*Source records:*
* Begin *

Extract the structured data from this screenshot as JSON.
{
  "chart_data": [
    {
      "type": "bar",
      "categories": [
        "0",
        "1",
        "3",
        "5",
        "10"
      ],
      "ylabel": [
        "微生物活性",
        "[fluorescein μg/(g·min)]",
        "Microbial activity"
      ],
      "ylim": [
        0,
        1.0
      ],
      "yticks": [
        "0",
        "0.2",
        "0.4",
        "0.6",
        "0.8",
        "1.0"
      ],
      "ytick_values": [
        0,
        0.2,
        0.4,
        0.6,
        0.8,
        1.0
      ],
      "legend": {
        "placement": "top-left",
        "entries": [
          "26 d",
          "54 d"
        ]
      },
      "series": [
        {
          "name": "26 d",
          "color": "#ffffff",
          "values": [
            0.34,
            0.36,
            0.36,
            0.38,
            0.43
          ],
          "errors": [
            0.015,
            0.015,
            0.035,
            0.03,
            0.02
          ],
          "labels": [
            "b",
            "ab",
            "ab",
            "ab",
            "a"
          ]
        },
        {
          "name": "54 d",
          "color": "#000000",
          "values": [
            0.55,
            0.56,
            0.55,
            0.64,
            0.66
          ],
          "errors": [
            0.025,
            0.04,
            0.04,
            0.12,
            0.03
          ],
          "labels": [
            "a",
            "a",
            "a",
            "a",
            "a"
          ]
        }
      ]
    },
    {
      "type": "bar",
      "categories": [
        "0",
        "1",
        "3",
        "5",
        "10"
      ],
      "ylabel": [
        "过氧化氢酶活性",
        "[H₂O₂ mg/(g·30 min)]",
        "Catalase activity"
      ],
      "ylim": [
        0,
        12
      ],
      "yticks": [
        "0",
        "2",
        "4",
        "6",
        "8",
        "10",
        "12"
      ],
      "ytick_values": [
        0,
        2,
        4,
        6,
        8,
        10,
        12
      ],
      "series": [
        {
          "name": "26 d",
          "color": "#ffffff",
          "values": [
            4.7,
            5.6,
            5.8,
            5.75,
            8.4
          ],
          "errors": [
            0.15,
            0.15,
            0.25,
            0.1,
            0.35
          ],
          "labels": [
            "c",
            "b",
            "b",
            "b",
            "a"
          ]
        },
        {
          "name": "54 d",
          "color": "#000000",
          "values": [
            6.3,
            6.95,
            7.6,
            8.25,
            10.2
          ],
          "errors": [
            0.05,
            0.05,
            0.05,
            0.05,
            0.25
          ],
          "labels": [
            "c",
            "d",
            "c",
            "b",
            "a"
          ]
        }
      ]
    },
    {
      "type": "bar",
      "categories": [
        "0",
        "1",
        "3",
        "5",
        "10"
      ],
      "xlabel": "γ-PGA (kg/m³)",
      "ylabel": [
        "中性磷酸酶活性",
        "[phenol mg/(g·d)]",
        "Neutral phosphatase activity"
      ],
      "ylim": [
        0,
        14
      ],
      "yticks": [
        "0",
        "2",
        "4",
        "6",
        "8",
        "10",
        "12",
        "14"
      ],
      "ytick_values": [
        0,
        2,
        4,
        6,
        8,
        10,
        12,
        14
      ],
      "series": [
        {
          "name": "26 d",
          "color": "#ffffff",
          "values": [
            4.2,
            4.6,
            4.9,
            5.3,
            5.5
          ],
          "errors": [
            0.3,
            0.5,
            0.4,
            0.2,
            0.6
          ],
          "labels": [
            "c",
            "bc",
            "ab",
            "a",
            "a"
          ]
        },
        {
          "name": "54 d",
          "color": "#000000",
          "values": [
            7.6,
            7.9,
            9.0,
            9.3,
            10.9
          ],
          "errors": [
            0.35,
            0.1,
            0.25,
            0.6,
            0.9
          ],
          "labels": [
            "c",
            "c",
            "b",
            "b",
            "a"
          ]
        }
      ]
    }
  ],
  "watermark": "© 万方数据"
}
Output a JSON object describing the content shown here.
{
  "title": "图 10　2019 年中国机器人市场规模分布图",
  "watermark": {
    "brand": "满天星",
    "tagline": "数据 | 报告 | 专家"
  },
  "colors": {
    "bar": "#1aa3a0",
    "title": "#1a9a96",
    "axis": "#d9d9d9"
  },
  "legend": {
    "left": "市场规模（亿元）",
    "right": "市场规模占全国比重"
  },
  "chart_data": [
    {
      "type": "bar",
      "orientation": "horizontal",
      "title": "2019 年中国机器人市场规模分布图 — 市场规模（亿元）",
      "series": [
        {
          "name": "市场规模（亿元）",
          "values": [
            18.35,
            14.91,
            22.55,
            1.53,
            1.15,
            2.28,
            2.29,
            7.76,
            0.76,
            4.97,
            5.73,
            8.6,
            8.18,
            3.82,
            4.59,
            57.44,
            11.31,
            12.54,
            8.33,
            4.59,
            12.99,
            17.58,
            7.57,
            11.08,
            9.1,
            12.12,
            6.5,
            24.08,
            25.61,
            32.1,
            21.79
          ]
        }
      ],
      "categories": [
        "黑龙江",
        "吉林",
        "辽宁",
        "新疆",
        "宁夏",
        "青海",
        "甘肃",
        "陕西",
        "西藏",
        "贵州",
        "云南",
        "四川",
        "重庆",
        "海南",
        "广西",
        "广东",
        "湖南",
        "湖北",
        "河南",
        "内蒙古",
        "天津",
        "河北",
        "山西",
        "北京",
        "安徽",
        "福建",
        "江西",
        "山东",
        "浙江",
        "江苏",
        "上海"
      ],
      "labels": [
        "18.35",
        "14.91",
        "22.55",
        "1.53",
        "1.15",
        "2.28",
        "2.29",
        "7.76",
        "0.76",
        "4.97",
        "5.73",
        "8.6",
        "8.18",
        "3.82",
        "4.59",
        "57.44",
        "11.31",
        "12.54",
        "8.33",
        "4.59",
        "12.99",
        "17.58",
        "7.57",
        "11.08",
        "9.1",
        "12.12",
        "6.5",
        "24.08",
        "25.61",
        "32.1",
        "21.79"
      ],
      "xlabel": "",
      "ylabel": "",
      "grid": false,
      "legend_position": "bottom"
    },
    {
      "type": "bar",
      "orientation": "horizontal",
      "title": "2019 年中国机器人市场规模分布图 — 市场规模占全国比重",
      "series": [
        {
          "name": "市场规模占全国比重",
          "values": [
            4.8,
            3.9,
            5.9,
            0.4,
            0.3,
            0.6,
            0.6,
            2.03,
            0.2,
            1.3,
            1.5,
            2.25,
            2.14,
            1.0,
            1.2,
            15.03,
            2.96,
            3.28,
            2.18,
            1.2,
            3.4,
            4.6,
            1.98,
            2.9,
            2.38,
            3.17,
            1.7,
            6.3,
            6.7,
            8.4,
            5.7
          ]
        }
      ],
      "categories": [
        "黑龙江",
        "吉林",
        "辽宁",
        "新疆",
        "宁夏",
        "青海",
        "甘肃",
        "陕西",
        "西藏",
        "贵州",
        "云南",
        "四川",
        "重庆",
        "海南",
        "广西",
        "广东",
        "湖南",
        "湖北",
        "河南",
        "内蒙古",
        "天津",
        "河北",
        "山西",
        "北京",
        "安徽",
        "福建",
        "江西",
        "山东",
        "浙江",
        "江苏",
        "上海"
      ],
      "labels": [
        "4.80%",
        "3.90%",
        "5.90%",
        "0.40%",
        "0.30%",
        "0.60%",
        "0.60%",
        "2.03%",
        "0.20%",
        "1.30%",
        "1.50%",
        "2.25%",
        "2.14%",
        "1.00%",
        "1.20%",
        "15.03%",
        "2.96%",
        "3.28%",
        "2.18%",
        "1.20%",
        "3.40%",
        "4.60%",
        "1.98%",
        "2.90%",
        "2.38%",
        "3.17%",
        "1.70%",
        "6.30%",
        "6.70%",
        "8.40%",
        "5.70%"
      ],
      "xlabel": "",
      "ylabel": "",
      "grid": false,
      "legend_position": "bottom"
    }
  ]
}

* End *

*Instructions to follow:* Type the material above out again, exactly.

*Solution to the exercise:*
Extract the structured data from this screenshot as JSON.
{
  "chart_data": [
    {
      "type": "bar",
      "categories": [
        "0",
        "1",
        "3",
        "5",
        "10"
      ],
      "ylabel": [
        "微生物活性",
        "[fluorescein μg/(g·min)]",
        "Microbial activity"
      ],
      "ylim": [
        0,
        1.0
      ],
      "yticks": [
        "0",
        "0.2",
        "0.4",
        "0.6",
        "0.8",
        "1.0"
      ],
      "ytick_values": [
        0,
        0.2,
        0.4,
        0.6,
        0.8,
        1.0
      ],
      "legend": {
        "placement": "top-left",
        "entries": [
          "26 d",
          "54 d"
        ]
      },
      "series": [
        {
          "name": "26 d",
          "color": "#ffffff",
          "values": [
            0.34,
            0.36,
            0.36,
            0.38,
            0.43
          ],
          "errors": [
            0.015,
            0.015,
            0.035,
            0.03,
            0.02
          ],
          "labels": [
            "b",
            "ab",
            "ab",
            "ab",
            "a"
          ]
        },
        {
          "name": "54 d",
          "color": "#000000",
          "values": [
            0.55,
            0.56,
            0.55,
            0.64,
            0.66
          ],
          "errors": [
            0.025,
            0.04,
            0.04,
            0.12,
            0.03
          ],
          "labels": [
            "a",
            "a",
            "a",
            "a",
            "a"
          ]
        }
      ]
    },
    {
      "type": "bar",
      "categories": [
        "0",
        "1",
        "3",
        "5",
        "10"
      ],
      "ylabel": [
        "过氧化氢酶活性",
        "[H₂O₂ mg/(g·30 min)]",
        "Catalase activity"
      ],
      "ylim": [
        0,
        12
      ],
      "yticks": [
        "0",
        "2",
        "4",
        "6",
        "8",
        "10",
        "12"
      ],
      "ytick_values": [
        0,
        2,
        4,
        6,
        8,
        10,
        12
      ],
      "series": [
        {
          "name": "26 d",
          "color": "#ffffff",
          "values": [
            4.7,
            5.6,
            5.8,
            5.75,
            8.4
          ],
          "errors": [
            0.15,
            0.15,
            0.25,
            0.1,
            0.35
          ],
          "labels": [
            "c",
            "b",
            "b",
            "b",
            "a"
          ]
        },
        {
          "name": "54 d",
          "color": "#000000",
          "values": [
            6.3,
            6.95,
            7.6,
            8.25,
            10.2
          ],
          "errors": [
            0.05,
            0.05,
            0.05,
            0.05,
            0.25
          ],
          "labels": [
            "c",
            "d",
            "c",
            "b",
            "a"
          ]
        }
      ]
    },
    {
      "type": "bar",
      "categories": [
        "0",
        "1",
        "3",
        "5",
        "10"
      ],
      "xlabel": "γ-PGA (kg/m³)",
      "ylabel": [
        "中性磷酸酶活性",
        "[phenol mg/(g·d)]",
        "Neutral phosphatase activity"
      ],
      "ylim": [
        0,
        14
      ],
      "yticks": [
        "0",
        "2",
        "4",
        "6",
        "8",
        "10",
        "12",
        "14"
      ],
      "ytick_values": [
        0,
        2,
        4,
        6,
        8,
        10,
        12,
        14
      ],
      "series": [
        {
          "name": "26 d",
          "color": "#ffffff",
          "values": [
            4.2,
            4.6,
            4.9,
            5.3,
            5.5
          ],
          "errors": [
            0.3,
            0.5,
            0.4,
            0.2,
            0.6
          ],
          "labels": [
            "c",
            "bc",
            "ab",
            "a",
            "a"
          ]
        },
        {
          "name": "54 d",
          "color": "#000000",
          "values": [
            7.6,
            7.9,
            9.0,
            9.3,
            10.9
          ],
          "errors": [
            0.35,
            0.1,
            0.25,
            0.6,
            0.9
          ],
          "labels": [
            "c",
            "c",
            "b",
            "b",
            "a"
          ]
        }
      ]
    }
  ],
  "watermark": "© 万方数据"
}
Output a JSON object describing the content shown here.
{
  "title": "图 10　2019 年中国机器人市场规模分布图",
  "watermark": {
    "brand": "满天星",
    "tagline": "数据 | 报告 | 专家"
  },
  "colors": {
    "bar": "#1aa3a0",
    "title": "#1a9a96",
    "axis": "#d9d9d9"
  },
  "legend": {
    "left": "市场规模（亿元）",
    "right": "市场规模占全国比重"
  },
  "chart_data": [
    {
      "type": "bar",
      "orientation": "horizontal",
      "title": "2019 年中国机器人市场规模分布图 — 市场规模（亿元）",
      "series": [
        {
          "name": "市场规模（亿元）",
          "values": [
            18.35,
            14.91,
            22.55,
            1.53,
            1.15,
            2.28,
            2.29,
            7.76,
            0.76,
            4.97,
            5.73,
            8.6,
            8.18,
            3.82,
            4.59,
            57.44,
            11.31,
            12.54,
            8.33,
            4.59,
            12.99,
            17.58,
            7.57,
            11.08,
            9.1,
            12.12,
            6.5,
            24.08,
            25.61,
            32.1,
            21.79
          ]
        }
      ],
      "categories": [
        "黑龙江",
        "吉林",
        "辽宁",
        "新疆",
        "宁夏",
        "青海",
        "甘肃",
        "陕西",
        "西藏",
        "贵州",
        "云南",
        "四川",
        "重庆",
        "海南",
        "广西",
        "广东",
        "湖南",
        "湖北",
        "河南",
        "内蒙古",
        "天津",
        "河北",
        "山西",
        "北京",
        "安徽",
        "福建",
        "江西",
        "山东",
        "浙江",
        "江苏",
        "上海"
      ],
      "labels": [
        "18.35",
        "14.91",
        "22.55",
        "1.53",
        "1.15",
        "2.28",
        "2.29",
        "7.76",
        "0.76",
        "4.97",
        "5.73",
        "8.6",
        "8.18",
        "3.82",
        "4.59",
        "57.44",
        "11.31",
        "12.54",
        "8.33",
        "4.59",
        "12.99",
        "17.58",
        "7.57",
        "11.08",
        "9.1",
        "12.12",
        "6.5",
        "24.08",
        "25.61",
        "32.1",
        "21.79"
      ],
      "xlabel": "",
      "ylabel": "",
      "grid": false,
      "legend_position": "bottom"
    },
    {
      "type": "bar",
      "orientation": "horizontal",
      "title": "2019 年中国机器人市场规模分布图 — 市场规模占全国比重",
      "series": [
        {
          "name": "市场规模占全国比重",
          "values": [
            4.8,
            3.9,
            5.9,
            0.4,
            0.3,
            0.6,
            0.6,
            2.03,
            0.2,
            1.3,
            1.5,
            2.25,
            2.14,
            1.0,
            1.2,
            15.03,
            2.96,
            3.28,
            2.18,
            1.2,
            3.4,
            4.6,
            1.98,
            2.9,
            2.38,
            3.17,
            1.7,
            6.3,
            6.7,
            8.4,
            5.7
          ]
        }
      ],
      "categories": [
        "黑龙江",
        "吉林",
        "辽宁",
        "新疆",
        "宁夏",
        "青海",
        "甘肃",
        "陕西",
        "西藏",
        "贵州",
        "云南",
        "四川",
        "重庆",
        "海南",
        "广西",
        "广东",
        "湖南",
        "湖北",
        "河南",
        "内蒙古",
        "天津",
        "河北",
        "山西",
        "北京",
        "安徽",
        "福建",
        "江西",
        "山东",
        "浙江",
        "江苏",
        "上海"
      ],
      "labels": [
        "4.80%",
        "3.90%",
        "5.90%",
        "0.40%",
        "0.30%",
        "0.60%",
        "0.60%",
        "2.03%",
        "0.20%",
        "1.30%",
        "1.50%",
        "2.25%",
        "2.14%",
        "1.00%",
        "1.20%",
        "15.03%",
        "2.96%",
        "3.28%",
        "2.18%",
        "1.20%",
        "3.40%",
        "4.60%",
        "1.98%",
        "2.90%",
        "2.38%",
        "3.17%",
        "1.70%",
        "6.30%",
        "6.70%",
        "8.40%",
        "5.70%"
      ],
      "xlabel": "",
      "ylabel": "",
      "grid": false,
      "legend_position": "bottom"
    }
  ]
}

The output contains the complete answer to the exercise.